== WHAT IS REQUIRED ==
Work out how many lines hold the string "калия". Give that number and nothing more.

== SUPPLIED RECORDS ==

- - -

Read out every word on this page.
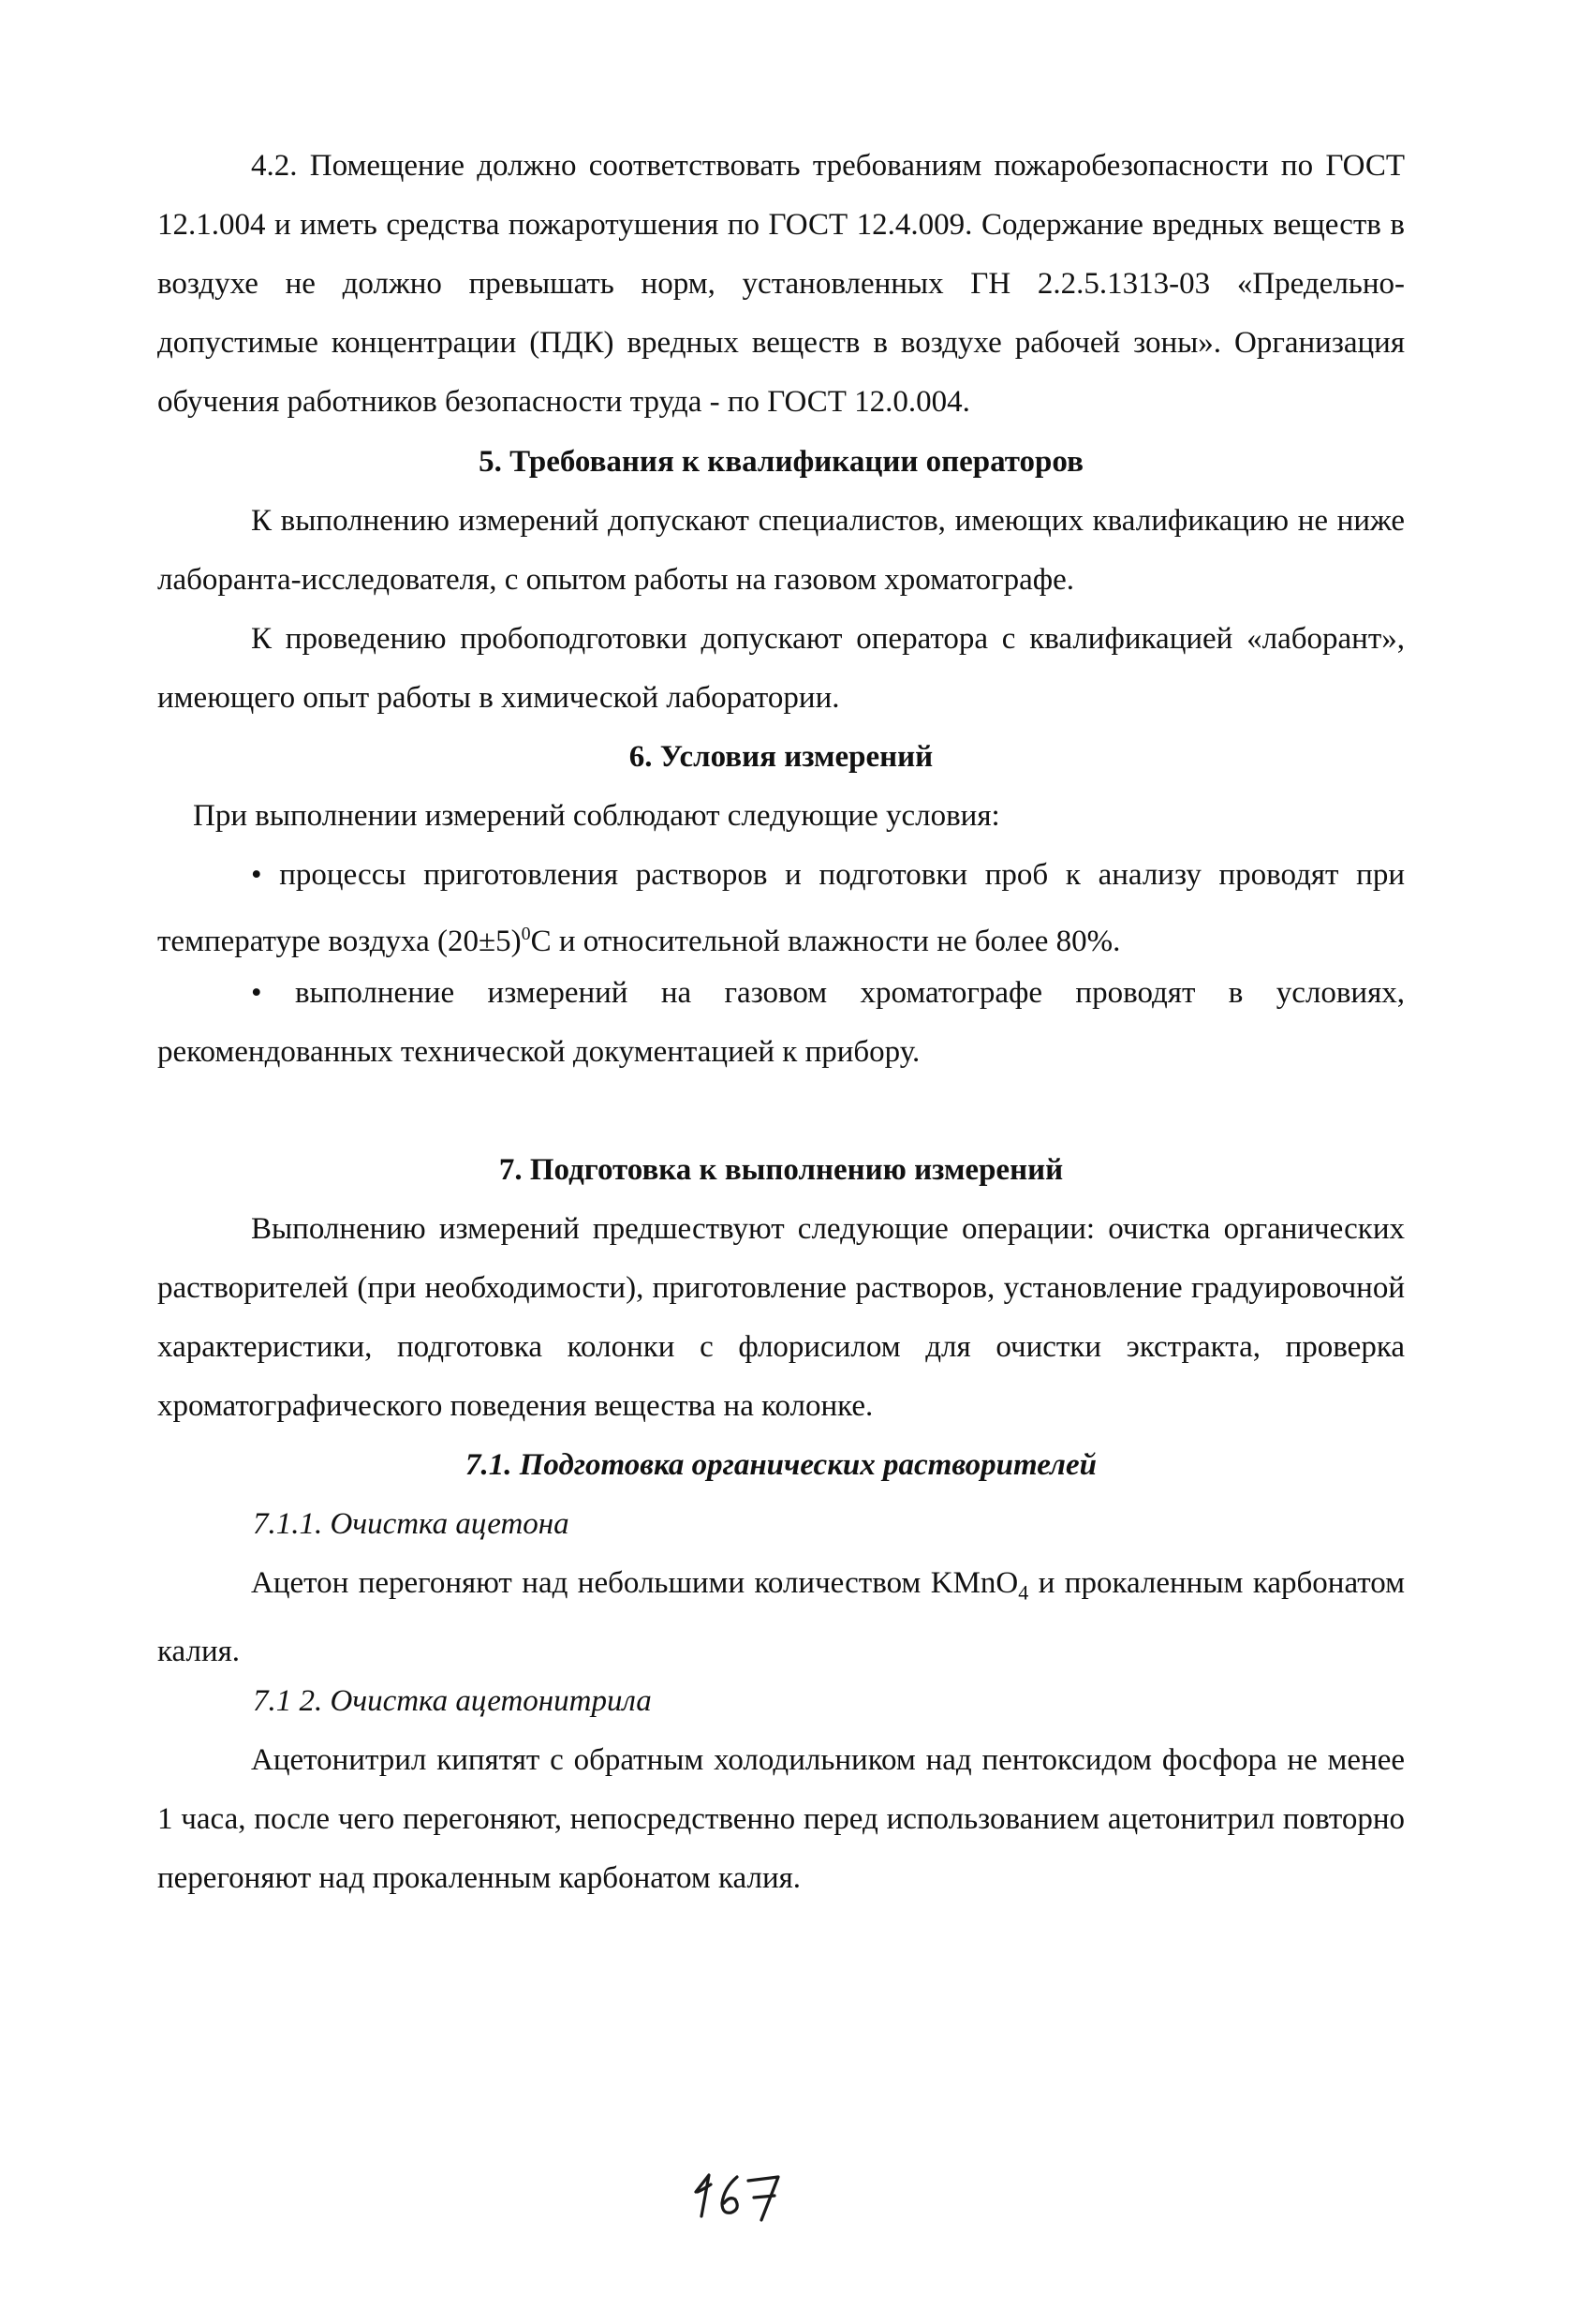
4.2. Помещение должно соответствовать требованиям пожаробезопасности по ГОСТ 12.1.004 и иметь средства пожаротушения по ГОСТ 12.4.009. Содержание вредных веществ в воздухе не должно превышать норм, установленных ГН 2.2.5.1313-03 «Предельно-допустимые концентрации (ПДК) вредных веществ в воздухе рабочей зоны». Организация обучения работников безопасности труда - по ГОСТ 12.0.004.

5. Требования к квалификации операторов

К выполнению измерений допускают специалистов, имеющих квалификацию не ниже лаборанта-исследователя, с опытом работы на газовом хроматографе.

К проведению пробоподготовки допускают оператора с квалификацией «лаборант», имеющего опыт работы в химической лаборатории.

6. Условия измерений

При выполнении измерений соблюдают следующие условия:

• процессы приготовления растворов и подготовки проб к анализу проводят при температуре воздуха $(20\pm 5)^0С$ и относительной влажности не более 80%.

• выполнение измерений на газовом хроматографе проводят в условиях, рекомендованных технической документацией к прибору.

7. Подготовка к выполнению измерений

Выполнению измерений предшествуют следующие операции: очистка органических растворителей (при необходимости), приготовление растворов, установление градуировочной характеристики, подготовка колонки с флорисилом для очистки экстракта, проверка хроматографического поведения вещества на колонке.

7.1. Подготовка органических растворителей

7.1.1. Очистка ацетона

Ацетон перегоняют над небольшими количеством KMnO$_4$ и прокаленным карбонатом калия.

7.1 2. Очистка ацетонитрила

Ацетонитрил кипятят с обратным холодильником над пентоксидом фосфора не менее 1 часа, после чего перегоняют, непосредственно перед использованием ацетонитрил повторно перегоняют над прокаленным карбонатом калия.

- - -

== WRITTEN RESPONSE ==
2